___ Data excerpts ___

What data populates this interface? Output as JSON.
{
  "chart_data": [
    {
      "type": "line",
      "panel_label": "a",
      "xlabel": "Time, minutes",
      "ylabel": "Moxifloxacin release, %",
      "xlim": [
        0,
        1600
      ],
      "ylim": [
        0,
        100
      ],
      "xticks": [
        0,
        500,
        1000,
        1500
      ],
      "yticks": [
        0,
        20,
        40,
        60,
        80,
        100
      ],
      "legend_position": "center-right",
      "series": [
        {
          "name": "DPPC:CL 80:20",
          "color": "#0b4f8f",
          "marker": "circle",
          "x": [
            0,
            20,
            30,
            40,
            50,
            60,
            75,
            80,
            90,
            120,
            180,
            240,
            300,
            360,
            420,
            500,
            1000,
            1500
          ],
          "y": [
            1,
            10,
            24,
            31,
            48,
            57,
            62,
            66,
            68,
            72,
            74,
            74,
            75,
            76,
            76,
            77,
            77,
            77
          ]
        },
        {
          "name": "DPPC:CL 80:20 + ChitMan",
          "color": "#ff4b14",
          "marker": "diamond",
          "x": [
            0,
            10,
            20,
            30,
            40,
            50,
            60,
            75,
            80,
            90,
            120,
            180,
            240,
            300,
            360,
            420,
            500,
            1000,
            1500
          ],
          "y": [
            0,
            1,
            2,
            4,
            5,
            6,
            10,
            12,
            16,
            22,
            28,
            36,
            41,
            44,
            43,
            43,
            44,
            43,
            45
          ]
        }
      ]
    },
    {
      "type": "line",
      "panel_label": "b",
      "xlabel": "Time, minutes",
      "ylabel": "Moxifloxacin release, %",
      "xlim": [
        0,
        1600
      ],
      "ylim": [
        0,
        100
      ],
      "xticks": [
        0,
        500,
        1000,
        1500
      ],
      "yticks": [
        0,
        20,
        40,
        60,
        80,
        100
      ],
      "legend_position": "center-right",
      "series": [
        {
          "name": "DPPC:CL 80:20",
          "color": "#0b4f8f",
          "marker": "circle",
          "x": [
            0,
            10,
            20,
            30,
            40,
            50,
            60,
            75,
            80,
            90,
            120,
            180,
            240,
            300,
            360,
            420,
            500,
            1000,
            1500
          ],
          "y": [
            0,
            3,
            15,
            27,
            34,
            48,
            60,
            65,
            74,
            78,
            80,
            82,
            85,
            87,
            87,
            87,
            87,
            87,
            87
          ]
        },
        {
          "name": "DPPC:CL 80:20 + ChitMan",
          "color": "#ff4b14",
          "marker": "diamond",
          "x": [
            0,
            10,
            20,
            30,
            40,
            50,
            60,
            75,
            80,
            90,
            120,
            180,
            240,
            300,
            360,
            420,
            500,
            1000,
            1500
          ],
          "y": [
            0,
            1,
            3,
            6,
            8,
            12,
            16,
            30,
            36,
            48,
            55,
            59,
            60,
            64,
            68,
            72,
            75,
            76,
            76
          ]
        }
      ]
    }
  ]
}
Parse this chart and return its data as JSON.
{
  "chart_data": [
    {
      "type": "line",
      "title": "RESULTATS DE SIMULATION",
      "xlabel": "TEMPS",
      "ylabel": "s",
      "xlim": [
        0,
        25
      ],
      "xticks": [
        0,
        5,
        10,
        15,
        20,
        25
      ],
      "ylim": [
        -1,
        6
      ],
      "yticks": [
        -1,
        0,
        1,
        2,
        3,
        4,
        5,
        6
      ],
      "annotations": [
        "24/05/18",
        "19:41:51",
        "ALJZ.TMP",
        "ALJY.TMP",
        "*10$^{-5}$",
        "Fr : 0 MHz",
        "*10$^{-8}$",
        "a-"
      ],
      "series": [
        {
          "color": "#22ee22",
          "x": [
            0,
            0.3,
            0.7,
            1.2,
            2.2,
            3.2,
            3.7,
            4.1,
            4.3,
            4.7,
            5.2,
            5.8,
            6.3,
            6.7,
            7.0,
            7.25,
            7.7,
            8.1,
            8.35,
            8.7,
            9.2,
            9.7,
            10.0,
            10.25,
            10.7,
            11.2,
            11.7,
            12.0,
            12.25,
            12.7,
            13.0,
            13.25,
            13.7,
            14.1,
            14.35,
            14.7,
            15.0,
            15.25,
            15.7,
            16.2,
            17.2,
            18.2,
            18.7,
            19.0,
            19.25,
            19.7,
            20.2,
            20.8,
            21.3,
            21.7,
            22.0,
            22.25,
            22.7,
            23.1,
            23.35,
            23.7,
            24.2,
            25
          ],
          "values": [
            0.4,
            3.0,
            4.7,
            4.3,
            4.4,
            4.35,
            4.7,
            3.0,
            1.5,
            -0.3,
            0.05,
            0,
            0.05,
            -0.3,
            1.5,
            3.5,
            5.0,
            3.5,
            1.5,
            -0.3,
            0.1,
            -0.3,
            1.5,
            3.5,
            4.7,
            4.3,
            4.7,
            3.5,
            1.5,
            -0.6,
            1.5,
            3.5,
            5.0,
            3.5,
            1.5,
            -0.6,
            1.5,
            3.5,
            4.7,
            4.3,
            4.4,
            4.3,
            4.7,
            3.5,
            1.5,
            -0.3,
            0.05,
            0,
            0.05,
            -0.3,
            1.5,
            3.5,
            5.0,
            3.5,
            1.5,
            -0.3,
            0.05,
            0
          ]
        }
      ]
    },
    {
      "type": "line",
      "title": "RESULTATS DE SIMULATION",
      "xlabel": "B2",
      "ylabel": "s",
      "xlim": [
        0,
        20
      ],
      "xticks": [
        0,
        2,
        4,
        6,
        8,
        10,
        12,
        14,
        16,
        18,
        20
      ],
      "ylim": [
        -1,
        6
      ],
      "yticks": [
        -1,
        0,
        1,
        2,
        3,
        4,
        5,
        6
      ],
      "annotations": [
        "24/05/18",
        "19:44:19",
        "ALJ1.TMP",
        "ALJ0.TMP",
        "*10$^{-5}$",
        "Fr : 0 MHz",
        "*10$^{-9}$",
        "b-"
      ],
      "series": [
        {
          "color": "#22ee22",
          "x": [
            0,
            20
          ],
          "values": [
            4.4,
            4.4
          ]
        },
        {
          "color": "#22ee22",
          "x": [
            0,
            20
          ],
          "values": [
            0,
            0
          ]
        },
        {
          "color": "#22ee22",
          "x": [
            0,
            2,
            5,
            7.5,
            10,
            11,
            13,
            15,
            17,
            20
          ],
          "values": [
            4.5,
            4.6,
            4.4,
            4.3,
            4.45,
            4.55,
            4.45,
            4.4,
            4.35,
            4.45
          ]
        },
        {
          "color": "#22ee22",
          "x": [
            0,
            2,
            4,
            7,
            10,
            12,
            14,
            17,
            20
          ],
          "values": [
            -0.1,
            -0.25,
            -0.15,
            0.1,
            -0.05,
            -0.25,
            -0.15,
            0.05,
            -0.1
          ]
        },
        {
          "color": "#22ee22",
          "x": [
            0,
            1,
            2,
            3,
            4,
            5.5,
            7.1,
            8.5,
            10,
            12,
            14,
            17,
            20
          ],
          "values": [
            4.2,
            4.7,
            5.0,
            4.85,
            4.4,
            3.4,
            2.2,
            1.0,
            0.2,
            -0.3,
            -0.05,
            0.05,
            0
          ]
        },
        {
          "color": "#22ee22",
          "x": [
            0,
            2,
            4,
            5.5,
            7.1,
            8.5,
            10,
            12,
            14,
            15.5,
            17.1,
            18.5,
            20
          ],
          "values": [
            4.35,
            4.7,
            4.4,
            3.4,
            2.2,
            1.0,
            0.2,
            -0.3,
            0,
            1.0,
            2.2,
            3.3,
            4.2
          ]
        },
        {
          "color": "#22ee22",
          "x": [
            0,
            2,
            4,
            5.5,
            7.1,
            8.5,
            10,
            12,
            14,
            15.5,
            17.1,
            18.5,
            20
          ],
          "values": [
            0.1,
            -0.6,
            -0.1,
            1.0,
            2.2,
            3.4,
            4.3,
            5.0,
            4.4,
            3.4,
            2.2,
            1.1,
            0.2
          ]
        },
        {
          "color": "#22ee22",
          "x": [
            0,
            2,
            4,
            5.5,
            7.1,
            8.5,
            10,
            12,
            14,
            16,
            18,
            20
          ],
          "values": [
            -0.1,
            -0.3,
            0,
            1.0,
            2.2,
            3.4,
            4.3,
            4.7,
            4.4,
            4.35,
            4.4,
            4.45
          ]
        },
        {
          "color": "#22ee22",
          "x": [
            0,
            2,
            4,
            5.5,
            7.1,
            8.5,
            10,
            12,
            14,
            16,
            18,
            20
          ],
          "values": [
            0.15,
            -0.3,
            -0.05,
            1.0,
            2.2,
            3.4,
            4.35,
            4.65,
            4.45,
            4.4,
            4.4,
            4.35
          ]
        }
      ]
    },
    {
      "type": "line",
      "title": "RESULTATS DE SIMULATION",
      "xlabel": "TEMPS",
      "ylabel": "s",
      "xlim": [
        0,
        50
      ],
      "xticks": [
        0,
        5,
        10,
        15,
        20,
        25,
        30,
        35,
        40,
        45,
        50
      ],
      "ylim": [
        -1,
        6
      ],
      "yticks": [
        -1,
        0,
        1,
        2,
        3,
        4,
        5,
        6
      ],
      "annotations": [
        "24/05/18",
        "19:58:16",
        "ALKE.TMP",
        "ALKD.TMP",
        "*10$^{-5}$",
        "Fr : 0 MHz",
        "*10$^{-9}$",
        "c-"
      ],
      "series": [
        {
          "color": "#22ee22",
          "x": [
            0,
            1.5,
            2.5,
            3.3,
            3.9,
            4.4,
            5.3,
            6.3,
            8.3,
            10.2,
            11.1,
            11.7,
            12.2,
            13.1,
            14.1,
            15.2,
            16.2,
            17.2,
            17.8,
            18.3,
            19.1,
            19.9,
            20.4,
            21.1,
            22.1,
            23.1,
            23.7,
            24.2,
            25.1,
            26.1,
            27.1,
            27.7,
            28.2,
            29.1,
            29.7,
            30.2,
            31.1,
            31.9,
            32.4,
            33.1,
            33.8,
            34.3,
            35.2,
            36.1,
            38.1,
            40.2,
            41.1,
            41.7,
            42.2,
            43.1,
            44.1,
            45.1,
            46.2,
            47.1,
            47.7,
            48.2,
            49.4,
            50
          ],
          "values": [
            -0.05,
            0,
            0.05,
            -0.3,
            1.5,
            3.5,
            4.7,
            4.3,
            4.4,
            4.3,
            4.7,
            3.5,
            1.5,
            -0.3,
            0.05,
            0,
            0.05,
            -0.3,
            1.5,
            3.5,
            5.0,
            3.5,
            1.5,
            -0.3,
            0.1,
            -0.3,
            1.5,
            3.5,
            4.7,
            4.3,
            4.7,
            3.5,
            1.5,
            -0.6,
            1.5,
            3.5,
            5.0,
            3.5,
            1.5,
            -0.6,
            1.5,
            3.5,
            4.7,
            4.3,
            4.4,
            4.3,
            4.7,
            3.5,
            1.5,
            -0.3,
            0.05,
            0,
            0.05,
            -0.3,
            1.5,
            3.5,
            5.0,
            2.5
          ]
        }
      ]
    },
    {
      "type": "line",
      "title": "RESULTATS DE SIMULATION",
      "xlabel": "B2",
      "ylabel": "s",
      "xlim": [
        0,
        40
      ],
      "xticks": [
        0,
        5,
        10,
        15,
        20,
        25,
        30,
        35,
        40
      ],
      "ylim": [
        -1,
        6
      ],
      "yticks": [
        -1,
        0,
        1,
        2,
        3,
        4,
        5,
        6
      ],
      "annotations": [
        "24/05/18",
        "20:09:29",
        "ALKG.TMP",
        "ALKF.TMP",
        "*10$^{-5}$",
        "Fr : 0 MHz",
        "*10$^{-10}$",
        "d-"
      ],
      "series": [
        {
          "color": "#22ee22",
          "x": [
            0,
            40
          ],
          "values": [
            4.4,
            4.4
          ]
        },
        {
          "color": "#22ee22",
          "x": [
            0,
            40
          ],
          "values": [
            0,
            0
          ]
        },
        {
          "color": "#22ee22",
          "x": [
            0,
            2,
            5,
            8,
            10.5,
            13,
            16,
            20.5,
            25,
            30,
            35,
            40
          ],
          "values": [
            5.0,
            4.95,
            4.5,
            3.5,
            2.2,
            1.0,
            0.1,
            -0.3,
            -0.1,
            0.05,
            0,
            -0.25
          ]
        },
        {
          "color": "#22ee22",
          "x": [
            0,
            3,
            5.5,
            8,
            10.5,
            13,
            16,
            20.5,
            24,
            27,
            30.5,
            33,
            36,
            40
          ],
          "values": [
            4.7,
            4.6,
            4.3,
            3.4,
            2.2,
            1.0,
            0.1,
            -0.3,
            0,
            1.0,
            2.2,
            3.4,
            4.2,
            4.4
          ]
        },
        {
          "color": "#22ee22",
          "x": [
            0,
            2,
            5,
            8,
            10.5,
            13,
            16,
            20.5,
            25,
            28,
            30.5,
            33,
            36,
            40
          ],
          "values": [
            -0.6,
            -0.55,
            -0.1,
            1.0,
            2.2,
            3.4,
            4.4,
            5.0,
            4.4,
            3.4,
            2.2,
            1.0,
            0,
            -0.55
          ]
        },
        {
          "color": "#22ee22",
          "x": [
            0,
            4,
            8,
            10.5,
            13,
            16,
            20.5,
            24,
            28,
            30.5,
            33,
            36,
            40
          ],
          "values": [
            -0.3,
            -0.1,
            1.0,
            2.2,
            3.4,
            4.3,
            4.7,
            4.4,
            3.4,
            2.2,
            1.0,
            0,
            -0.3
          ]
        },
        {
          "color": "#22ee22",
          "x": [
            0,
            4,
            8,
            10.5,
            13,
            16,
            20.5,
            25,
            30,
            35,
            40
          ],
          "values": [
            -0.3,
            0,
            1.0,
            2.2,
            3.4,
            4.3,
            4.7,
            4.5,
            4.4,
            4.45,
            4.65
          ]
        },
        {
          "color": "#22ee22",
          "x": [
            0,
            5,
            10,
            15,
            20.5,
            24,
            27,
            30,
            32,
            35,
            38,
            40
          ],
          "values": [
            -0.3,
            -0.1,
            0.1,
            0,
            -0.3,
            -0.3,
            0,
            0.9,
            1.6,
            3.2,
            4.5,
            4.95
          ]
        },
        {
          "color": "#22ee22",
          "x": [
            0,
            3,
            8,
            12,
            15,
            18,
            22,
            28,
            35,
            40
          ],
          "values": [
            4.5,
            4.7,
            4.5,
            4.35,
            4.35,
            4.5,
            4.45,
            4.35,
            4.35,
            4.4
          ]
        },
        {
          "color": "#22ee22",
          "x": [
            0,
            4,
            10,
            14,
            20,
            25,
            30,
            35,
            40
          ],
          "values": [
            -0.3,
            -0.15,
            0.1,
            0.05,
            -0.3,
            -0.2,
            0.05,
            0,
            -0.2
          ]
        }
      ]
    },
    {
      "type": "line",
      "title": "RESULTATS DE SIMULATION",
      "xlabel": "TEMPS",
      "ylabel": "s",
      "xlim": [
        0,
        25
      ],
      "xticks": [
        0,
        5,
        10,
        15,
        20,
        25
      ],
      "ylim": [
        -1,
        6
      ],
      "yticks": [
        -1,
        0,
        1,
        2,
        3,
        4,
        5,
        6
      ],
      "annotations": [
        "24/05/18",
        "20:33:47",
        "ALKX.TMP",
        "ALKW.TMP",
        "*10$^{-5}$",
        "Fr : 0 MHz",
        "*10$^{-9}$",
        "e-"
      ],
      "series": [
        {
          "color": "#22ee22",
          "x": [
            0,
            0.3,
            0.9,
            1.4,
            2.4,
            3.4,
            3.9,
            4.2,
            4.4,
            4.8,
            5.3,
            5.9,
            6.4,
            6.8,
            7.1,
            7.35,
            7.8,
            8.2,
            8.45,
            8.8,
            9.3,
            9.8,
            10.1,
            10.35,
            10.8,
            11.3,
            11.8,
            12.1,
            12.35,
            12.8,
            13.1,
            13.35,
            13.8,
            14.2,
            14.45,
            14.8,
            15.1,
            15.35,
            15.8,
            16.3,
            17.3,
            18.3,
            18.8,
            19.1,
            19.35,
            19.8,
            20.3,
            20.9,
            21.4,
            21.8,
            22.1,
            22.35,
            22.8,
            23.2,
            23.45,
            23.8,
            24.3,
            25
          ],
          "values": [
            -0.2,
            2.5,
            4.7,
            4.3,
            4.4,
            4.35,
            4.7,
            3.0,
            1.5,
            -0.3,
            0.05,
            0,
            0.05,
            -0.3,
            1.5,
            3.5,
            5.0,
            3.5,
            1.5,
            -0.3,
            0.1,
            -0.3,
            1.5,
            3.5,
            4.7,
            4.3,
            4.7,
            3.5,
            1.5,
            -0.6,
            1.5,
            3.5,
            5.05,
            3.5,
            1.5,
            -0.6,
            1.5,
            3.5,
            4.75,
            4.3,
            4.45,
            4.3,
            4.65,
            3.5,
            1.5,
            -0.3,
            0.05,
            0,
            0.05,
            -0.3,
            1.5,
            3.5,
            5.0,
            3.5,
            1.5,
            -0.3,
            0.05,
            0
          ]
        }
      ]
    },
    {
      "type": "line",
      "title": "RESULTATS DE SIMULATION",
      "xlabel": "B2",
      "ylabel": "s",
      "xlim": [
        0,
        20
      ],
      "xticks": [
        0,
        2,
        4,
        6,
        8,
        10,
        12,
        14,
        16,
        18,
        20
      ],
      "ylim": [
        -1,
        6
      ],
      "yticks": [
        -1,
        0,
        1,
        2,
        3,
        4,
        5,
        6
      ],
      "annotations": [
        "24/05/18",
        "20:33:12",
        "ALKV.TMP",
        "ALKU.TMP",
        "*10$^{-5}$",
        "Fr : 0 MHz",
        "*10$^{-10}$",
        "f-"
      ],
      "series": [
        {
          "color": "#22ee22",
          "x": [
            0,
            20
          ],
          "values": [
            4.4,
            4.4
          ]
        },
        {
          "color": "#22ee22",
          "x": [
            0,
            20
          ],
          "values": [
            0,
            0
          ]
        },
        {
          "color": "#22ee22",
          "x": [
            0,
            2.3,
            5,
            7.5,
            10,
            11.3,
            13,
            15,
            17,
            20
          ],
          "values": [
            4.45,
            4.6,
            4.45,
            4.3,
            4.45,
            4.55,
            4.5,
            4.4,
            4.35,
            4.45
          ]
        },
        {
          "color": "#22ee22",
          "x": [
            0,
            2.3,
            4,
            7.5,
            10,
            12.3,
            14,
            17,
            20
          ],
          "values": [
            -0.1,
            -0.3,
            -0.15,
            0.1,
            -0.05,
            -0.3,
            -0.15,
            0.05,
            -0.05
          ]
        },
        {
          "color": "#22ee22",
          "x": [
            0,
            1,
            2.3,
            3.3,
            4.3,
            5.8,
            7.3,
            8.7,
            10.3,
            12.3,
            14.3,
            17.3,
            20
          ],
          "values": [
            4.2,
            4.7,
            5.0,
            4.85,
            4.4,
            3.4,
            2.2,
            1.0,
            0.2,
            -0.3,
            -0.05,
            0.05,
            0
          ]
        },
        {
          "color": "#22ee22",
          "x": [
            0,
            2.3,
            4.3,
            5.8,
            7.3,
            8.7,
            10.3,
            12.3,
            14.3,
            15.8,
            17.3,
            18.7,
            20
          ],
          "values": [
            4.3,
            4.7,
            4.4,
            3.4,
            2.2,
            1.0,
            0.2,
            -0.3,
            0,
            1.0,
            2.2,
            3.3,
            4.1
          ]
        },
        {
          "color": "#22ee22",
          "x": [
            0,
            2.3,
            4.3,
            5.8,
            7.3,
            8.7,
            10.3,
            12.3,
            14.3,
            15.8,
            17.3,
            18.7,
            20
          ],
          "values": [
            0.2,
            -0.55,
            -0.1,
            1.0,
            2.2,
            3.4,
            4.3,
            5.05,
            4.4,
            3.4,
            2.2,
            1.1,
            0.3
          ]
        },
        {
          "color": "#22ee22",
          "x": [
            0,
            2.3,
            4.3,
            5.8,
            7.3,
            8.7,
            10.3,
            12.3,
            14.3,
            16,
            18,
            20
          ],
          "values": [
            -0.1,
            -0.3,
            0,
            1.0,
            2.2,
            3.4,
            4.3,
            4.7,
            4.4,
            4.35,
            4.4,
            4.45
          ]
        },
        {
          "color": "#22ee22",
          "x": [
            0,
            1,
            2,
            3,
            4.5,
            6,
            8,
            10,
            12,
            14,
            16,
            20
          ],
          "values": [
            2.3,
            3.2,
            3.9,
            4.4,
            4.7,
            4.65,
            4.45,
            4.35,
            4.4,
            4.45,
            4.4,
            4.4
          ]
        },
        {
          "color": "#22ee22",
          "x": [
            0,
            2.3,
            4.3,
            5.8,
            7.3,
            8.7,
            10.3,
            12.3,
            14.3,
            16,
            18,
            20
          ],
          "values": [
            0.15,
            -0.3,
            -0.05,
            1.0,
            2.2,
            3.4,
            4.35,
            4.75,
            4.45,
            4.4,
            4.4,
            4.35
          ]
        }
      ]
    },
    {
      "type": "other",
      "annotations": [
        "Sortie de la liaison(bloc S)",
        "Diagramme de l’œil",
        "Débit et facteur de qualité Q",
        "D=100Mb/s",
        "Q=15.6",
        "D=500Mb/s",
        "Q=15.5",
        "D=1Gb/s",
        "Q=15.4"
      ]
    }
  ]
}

___

What you are asked to do - Going through the entries above, tally each line that has the word "this". Answer with the number only.

Written answer - 2